▶ [TASK TO COMPLETE] Gather all lines in the data that hold the string "type".

▶ [RECORDS FOR THIS TASK]
Begin

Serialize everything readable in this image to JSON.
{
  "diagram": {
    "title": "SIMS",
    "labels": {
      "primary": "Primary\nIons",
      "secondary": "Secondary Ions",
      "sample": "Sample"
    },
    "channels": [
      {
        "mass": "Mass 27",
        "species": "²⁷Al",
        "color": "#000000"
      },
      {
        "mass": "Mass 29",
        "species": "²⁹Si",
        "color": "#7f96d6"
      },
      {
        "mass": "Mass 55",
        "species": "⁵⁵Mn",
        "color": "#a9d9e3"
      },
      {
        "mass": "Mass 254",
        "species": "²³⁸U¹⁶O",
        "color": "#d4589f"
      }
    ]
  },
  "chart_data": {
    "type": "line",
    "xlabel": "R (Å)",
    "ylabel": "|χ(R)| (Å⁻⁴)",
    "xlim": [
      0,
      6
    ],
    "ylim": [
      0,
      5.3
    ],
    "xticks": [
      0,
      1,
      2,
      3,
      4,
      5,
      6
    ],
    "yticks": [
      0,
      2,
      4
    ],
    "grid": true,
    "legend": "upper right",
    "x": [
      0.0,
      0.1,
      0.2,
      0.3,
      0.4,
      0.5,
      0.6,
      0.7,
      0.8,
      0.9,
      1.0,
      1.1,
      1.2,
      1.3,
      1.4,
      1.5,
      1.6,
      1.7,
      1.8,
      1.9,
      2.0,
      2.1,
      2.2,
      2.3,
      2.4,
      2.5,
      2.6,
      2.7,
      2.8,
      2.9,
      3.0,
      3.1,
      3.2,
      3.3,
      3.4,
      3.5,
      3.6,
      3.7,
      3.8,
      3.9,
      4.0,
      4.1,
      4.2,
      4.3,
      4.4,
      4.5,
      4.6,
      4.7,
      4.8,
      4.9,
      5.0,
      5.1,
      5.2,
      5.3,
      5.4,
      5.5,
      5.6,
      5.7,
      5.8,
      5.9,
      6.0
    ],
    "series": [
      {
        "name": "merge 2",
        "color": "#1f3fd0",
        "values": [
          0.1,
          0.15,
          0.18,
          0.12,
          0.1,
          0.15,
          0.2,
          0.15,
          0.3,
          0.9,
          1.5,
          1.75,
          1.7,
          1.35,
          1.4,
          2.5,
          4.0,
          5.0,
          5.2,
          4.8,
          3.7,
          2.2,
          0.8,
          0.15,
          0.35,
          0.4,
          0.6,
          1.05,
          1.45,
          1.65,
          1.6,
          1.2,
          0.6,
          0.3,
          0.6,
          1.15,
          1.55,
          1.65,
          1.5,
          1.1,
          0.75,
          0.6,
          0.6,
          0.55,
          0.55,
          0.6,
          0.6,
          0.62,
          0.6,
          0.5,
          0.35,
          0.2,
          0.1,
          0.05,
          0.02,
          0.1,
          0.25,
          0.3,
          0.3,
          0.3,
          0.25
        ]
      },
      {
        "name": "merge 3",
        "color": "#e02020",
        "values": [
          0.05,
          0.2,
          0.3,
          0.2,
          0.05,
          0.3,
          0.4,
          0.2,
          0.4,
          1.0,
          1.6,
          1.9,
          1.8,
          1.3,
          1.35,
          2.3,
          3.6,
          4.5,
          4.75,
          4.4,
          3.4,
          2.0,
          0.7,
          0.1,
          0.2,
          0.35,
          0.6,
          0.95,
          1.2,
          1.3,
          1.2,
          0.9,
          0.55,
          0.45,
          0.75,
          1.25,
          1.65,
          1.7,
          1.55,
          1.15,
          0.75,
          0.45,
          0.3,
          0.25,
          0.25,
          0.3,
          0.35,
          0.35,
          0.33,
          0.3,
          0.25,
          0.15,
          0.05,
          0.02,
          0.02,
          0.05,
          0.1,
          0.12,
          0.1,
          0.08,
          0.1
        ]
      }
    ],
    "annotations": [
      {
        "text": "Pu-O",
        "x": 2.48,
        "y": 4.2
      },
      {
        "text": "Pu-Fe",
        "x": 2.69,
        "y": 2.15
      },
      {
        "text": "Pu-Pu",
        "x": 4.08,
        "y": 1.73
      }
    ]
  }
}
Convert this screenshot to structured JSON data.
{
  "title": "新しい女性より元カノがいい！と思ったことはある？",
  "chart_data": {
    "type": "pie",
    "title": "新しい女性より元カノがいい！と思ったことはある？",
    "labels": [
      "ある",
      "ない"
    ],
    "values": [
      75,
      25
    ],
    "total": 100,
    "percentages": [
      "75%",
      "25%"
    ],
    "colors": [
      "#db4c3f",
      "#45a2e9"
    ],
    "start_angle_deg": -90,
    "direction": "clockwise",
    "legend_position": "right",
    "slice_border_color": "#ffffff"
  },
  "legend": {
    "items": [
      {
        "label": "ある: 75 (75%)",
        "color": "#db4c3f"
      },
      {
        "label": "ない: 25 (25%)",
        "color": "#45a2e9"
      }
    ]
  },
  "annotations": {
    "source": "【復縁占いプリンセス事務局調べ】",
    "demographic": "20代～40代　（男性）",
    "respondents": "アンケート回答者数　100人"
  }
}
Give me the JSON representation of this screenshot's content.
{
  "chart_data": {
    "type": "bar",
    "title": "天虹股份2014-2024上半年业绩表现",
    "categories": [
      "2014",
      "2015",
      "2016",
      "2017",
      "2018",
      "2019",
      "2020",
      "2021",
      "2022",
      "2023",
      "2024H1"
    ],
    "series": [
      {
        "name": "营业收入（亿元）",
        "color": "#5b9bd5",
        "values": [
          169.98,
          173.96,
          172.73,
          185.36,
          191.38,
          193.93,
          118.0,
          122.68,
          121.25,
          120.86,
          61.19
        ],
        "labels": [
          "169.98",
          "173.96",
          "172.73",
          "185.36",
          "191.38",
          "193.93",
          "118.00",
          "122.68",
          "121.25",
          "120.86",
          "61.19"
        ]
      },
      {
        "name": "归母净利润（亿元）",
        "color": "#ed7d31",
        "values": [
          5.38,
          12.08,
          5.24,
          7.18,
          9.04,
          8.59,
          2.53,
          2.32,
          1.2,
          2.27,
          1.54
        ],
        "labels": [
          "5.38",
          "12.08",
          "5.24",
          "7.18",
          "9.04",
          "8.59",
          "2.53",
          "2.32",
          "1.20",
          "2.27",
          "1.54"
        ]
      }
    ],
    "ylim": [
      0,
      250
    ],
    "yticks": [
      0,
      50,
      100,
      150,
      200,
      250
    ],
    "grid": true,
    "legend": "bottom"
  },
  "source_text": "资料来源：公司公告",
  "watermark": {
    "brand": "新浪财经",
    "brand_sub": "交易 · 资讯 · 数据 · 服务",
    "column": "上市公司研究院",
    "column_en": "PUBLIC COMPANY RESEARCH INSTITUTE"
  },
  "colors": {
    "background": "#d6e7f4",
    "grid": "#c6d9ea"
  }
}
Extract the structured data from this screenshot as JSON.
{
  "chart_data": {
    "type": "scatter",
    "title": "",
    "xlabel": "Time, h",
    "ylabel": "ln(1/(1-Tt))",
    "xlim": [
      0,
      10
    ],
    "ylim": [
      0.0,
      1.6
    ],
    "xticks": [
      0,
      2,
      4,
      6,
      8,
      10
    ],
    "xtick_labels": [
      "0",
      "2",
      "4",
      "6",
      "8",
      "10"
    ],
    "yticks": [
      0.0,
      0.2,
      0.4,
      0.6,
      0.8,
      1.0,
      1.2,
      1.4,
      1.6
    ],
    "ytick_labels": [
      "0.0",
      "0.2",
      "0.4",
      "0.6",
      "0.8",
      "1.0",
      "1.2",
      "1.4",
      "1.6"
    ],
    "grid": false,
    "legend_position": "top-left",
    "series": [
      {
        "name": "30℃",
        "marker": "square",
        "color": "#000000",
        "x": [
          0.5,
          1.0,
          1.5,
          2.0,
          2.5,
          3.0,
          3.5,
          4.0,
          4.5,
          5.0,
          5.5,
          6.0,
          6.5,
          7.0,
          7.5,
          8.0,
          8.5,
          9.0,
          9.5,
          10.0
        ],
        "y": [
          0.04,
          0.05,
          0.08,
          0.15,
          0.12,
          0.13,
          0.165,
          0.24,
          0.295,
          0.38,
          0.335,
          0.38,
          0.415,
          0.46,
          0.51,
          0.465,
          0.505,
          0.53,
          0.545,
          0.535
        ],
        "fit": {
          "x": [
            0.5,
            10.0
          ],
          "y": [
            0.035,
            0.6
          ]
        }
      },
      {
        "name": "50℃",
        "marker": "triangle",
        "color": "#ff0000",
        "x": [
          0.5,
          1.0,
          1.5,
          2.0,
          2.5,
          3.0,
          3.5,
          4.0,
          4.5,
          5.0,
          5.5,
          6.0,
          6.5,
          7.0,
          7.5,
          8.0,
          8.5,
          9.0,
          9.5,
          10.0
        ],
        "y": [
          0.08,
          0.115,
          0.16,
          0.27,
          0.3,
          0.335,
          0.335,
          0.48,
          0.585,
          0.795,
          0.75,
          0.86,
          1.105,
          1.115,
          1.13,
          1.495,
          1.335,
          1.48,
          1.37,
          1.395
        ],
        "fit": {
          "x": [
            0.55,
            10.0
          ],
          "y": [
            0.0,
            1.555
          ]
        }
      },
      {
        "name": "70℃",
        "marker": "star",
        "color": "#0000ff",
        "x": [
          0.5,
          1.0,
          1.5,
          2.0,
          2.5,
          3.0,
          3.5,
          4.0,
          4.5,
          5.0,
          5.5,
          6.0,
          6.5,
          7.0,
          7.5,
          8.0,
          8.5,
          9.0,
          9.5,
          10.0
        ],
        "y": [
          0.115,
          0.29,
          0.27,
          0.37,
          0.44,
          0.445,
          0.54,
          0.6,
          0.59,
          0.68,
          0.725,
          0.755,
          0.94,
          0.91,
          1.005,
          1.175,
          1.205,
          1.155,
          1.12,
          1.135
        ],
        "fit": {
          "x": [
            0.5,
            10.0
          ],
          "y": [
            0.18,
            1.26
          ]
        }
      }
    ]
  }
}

End

▶ [EXPECTED ANSWER]
    "type": "line",
    "type": "pie",
    "type": "bar",
    "type": "scatter",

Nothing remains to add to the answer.